## Begin ROWS

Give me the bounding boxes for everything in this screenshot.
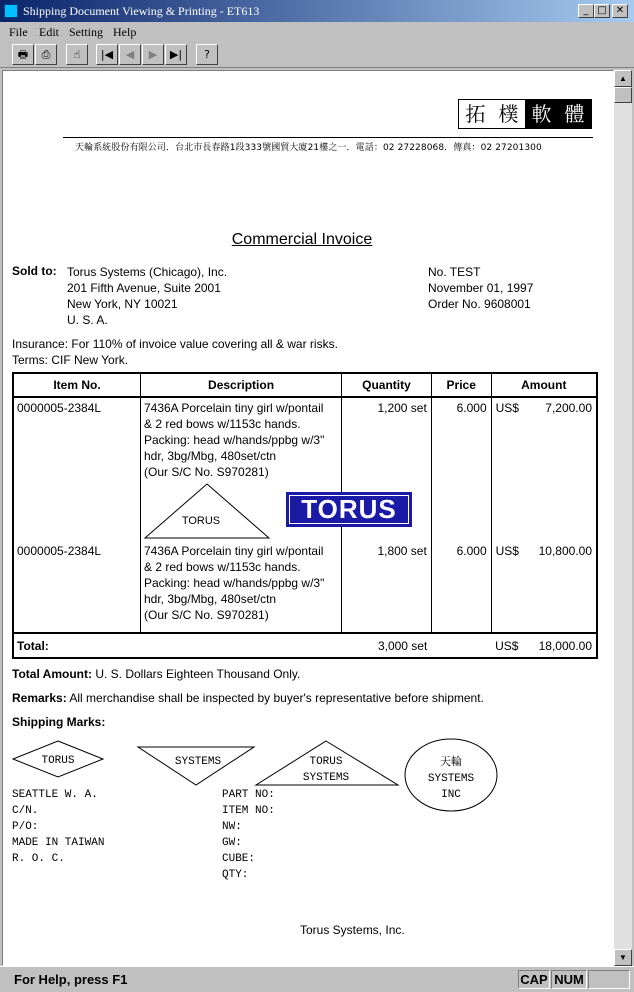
terms-block (12, 336, 338, 368)
desc-line: & 2 red bows w/1153c hands. (143, 417, 301, 431)
help-button[interactable]: ? (196, 44, 218, 65)
toolbar (0, 42, 634, 68)
address-line: Torus Systems (Chicago), Inc. (67, 265, 228, 279)
item-quantity: 1,800 set (342, 541, 432, 633)
status-bar (0, 966, 634, 992)
mark-line: R. O. C. (12, 853, 65, 865)
desc-line: & 2 red bows w/1153c hands. (143, 560, 301, 574)
total-row (13, 633, 597, 658)
pointer-help-button[interactable]: ☝ (66, 44, 88, 65)
desc-line: 7436A Porcelain tiny girl w/pontail (143, 544, 324, 558)
table-header-row (13, 373, 597, 397)
num-lock-indicator: NUM (551, 970, 587, 989)
header-item-no: Item No. (13, 373, 140, 397)
remarks-label: Remarks: (12, 691, 67, 705)
mark-line: QTY: (222, 869, 249, 881)
header-quantity: Quantity (342, 373, 432, 397)
sold-to-label: Sold to: (12, 264, 57, 278)
next-page-button[interactable]: ▶ (142, 44, 164, 65)
mark-line: GW: (222, 837, 242, 849)
mark-line: CUBE: (222, 853, 256, 865)
shipping-marks-label: Shipping Marks: (12, 715, 106, 729)
logo-char: 軟 (525, 100, 558, 128)
status-pane (588, 970, 630, 989)
company-address-line: 天輪系統股份有限公司．台北市長春路1段333號國貿大廈21樓之一．電話：02 27228068．傳真：02 27201300 (75, 143, 542, 153)
terms-text: Terms: CIF New York. (12, 353, 129, 367)
menu-help[interactable]: Help (113, 25, 137, 39)
item-number: 0000005-2384L (13, 397, 140, 541)
scroll-down-icon[interactable]: ▼ (614, 949, 632, 966)
desc-line: (Our S/C No. S970281) (143, 465, 269, 479)
mark-line: C/N. (12, 805, 39, 817)
item-description (140, 541, 341, 633)
shipping-marks-fields (222, 787, 275, 883)
brand-logo-text: TORUS (289, 495, 409, 524)
logo-char: 拓 (465, 102, 486, 126)
item-number: 0000005-2384L (13, 541, 140, 633)
signature: Torus Systems, Inc. (300, 923, 405, 937)
desc-line: (Our S/C No. S970281) (143, 608, 269, 622)
address-line: U. S. A. (67, 313, 108, 327)
item-price: 6.000 (431, 541, 491, 633)
first-page-button[interactable]: |◀ (96, 44, 118, 65)
address-line: New York, NY 10021 (67, 297, 178, 311)
header-amount: Amount (491, 373, 597, 397)
logo-char: 樸 (498, 102, 519, 126)
invoice-page (3, 71, 614, 966)
circle-mark-label: 天輪 (440, 755, 462, 768)
scroll-thumb[interactable] (614, 87, 632, 103)
app-icon[interactable] (4, 4, 18, 18)
item-amount: 7,200.00 (545, 401, 592, 415)
remarks-line (12, 691, 484, 705)
desc-line: hdr, 3bg/Mbg, 480set/ctn (143, 592, 277, 606)
total-amount-label: Total Amount: (12, 667, 92, 681)
desc-line: Packing: head w/hands/ppbg w/3" (143, 433, 325, 447)
mark-line: PART NO: (222, 789, 275, 801)
down-triangle-mark-label: SYSTEMS (174, 756, 222, 768)
scroll-up-icon[interactable]: ▲ (614, 70, 632, 87)
sold-to-address (67, 264, 227, 328)
close-button[interactable]: ✕ (612, 4, 628, 18)
vertical-scrollbar[interactable] (614, 70, 632, 966)
logo-char: 體 (558, 100, 591, 128)
menu-edit[interactable]: Edit (39, 25, 59, 39)
item-price: 6.000 (431, 397, 491, 541)
total-label: Total: (13, 633, 140, 658)
total-amount: 18,000.00 (538, 638, 592, 653)
company-logo (458, 99, 592, 129)
maximize-button[interactable]: □ (594, 4, 610, 18)
item-amount-cell (491, 397, 597, 541)
mark-line: ITEM NO: (222, 805, 275, 817)
document-viewport[interactable] (2, 70, 614, 966)
order-number: Order No. 9608001 (428, 297, 531, 311)
invoice-date: November 01, 1997 (428, 281, 534, 295)
diamond-mark-label: TORUS (41, 755, 75, 767)
total-amount-cell (491, 633, 597, 658)
circle-mark-label: INC (441, 789, 461, 801)
prev-page-button[interactable]: ◀ (119, 44, 141, 65)
mark-line: NW: (222, 821, 242, 833)
insurance-text: Insurance: For 110% of invoice value covering all & war risks. (12, 337, 338, 351)
header-price: Price (431, 373, 491, 397)
title-bar[interactable] (0, 0, 634, 22)
header-divider (63, 137, 593, 138)
total-amount-line (12, 667, 300, 681)
item-amount-cell (491, 541, 597, 633)
mark-line: MADE IN TAIWAN (12, 837, 105, 849)
desc-line: Packing: head w/hands/ppbg w/3" (143, 576, 325, 590)
print-button[interactable]: 🖶 (12, 44, 34, 65)
mark-line: SEATTLE W. A. (12, 789, 98, 801)
caps-lock-indicator: CAP (518, 970, 550, 989)
circle-mark-label: SYSTEMS (427, 773, 475, 785)
print-preview-button[interactable]: ⎙ (35, 44, 57, 65)
item-amount: 10,800.00 (538, 544, 592, 558)
menu-setting[interactable]: Setting (69, 25, 104, 39)
item-quantity: 1,200 set (342, 397, 432, 541)
torus-brand-logo (286, 492, 412, 527)
address-line: 201 Fifth Avenue, Suite 2001 (67, 281, 221, 295)
header-description: Description (140, 373, 341, 397)
currency: US$ (495, 638, 519, 653)
table-row (13, 541, 597, 633)
menu-bar (0, 22, 634, 42)
menu-file[interactable]: File (9, 25, 28, 39)
desc-line: hdr, 3bg/Mbg, 480set/ctn (143, 449, 277, 463)
window-title: Shipping Document Viewing & Printing - ET613 (23, 4, 260, 18)
up-triangle-mark-label: SYSTEMS (302, 772, 350, 784)
up-triangle-mark-label: TORUS (309, 756, 343, 768)
mark-line: P/O: (12, 821, 39, 833)
remarks-text: All merchandise shall be inspected by buyer's representative before shipment. (69, 691, 484, 705)
page-title: Commercial Invoice (231, 231, 373, 248)
invoice-number: No. TEST (428, 265, 481, 279)
shipping-marks-left (12, 787, 104, 867)
status-help-text: For Help, press F1 (14, 972, 128, 987)
invoice-reference (428, 264, 533, 312)
currency: US$ (495, 544, 519, 558)
currency: US$ (495, 401, 519, 415)
total-amount-words: U. S. Dollars Eighteen Thousand Only. (95, 667, 301, 681)
triangle-mark-label: TORUS (181, 515, 221, 527)
minimize-button[interactable]: _ (578, 4, 594, 18)
desc-line: 7436A Porcelain tiny girl w/pontail (143, 401, 324, 415)
last-page-button[interactable]: ▶| (165, 44, 187, 65)
total-quantity: 3,000 set (342, 633, 432, 658)
triangle-mark (143, 482, 271, 540)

## End ROWS

Reproduce the lines starting with the line that contains "terms-block (12, 336, 338, 368)" and going on through the line that contains "table-header-row (13, 373, 597, 397)", word for word.

#### [EXERCISE OUTPUT]
terms-block (12, 336, 338, 368)
desc-line: & 2 red bows w/1153c hands. (143, 417, 301, 431)
help-button[interactable]: ? (196, 44, 218, 65)
toolbar (0, 42, 634, 68)
address-line: Torus Systems (Chicago), Inc. (67, 265, 228, 279)
item-quantity: 1,800 set (342, 541, 432, 633)
status-bar (0, 966, 634, 992)
mark-line: R. O. C. (12, 853, 65, 865)
desc-line: & 2 red bows w/1153c hands. (143, 560, 301, 574)
total-row (13, 633, 597, 658)
pointer-help-button[interactable]: ☝ (66, 44, 88, 65)
desc-line: 7436A Porcelain tiny girl w/pontail (143, 544, 324, 558)
table-header-row (13, 373, 597, 397)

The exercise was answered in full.